Extracted records:
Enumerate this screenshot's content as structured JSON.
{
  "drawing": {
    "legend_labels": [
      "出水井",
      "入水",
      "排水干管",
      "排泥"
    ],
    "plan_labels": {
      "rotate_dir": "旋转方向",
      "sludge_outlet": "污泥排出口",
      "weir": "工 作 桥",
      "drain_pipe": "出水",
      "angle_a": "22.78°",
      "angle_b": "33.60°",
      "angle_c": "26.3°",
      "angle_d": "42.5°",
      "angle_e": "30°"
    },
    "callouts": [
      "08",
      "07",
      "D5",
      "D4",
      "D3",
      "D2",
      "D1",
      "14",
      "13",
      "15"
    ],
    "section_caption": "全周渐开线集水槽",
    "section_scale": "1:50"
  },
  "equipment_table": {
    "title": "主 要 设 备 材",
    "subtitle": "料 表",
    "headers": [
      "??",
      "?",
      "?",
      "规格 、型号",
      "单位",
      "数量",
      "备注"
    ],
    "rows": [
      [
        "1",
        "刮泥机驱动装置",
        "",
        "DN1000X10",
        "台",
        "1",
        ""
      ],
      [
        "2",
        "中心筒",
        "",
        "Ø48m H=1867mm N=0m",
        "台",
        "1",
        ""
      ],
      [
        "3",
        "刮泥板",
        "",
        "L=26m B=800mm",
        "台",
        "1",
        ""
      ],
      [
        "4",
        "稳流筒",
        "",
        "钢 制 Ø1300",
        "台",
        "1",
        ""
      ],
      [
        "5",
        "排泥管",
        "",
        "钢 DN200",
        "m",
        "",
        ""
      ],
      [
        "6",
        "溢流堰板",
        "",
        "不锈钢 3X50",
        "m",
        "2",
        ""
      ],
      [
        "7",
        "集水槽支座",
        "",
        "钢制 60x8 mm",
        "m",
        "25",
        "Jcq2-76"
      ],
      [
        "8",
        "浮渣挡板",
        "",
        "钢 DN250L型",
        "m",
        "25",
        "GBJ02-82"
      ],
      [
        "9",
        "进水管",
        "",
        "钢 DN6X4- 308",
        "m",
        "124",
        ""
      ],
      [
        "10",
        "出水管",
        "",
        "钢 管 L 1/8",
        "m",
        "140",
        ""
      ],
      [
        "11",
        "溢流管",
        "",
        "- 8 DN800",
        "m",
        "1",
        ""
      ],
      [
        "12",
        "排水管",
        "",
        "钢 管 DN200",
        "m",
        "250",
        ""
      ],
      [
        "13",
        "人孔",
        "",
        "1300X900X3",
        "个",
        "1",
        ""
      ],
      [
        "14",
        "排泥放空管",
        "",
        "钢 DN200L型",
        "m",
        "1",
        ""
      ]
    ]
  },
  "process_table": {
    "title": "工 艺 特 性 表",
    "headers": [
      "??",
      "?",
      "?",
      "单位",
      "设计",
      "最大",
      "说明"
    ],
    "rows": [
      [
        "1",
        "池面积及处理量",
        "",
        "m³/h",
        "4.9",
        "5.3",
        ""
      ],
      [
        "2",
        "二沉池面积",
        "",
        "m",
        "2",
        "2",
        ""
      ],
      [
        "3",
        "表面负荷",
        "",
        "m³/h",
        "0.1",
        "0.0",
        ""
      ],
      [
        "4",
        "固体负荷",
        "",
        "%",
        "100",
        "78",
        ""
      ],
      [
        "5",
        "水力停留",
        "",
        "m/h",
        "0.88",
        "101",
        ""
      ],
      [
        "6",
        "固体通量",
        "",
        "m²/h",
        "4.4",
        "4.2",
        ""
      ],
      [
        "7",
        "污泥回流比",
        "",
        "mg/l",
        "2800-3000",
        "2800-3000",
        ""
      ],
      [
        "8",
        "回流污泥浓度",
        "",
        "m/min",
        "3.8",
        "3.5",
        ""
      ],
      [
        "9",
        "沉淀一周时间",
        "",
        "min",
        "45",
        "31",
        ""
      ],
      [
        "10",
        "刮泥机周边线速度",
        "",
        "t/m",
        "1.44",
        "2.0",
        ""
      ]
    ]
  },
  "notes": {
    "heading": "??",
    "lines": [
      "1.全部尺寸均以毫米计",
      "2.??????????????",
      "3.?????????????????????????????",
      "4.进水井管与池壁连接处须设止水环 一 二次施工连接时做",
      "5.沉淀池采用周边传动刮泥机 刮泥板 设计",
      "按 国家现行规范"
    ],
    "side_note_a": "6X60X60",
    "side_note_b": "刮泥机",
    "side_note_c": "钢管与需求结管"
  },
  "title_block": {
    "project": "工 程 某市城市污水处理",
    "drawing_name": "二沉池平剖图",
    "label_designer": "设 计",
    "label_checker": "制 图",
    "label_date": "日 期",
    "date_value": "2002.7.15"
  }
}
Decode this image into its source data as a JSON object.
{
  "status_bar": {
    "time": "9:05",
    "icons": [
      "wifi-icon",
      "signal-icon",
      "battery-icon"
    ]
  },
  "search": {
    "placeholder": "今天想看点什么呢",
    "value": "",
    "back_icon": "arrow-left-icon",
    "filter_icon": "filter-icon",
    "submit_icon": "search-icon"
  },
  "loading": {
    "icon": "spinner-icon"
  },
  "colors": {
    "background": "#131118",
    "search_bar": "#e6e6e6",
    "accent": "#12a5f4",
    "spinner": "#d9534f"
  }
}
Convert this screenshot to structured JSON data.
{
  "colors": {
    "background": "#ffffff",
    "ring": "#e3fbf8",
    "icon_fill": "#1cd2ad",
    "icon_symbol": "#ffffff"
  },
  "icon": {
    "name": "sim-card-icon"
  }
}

Job: From the entries above, pull out each line that includes "background".

Exercise response:
    "background": "#131118",
    "background": "#ffffff",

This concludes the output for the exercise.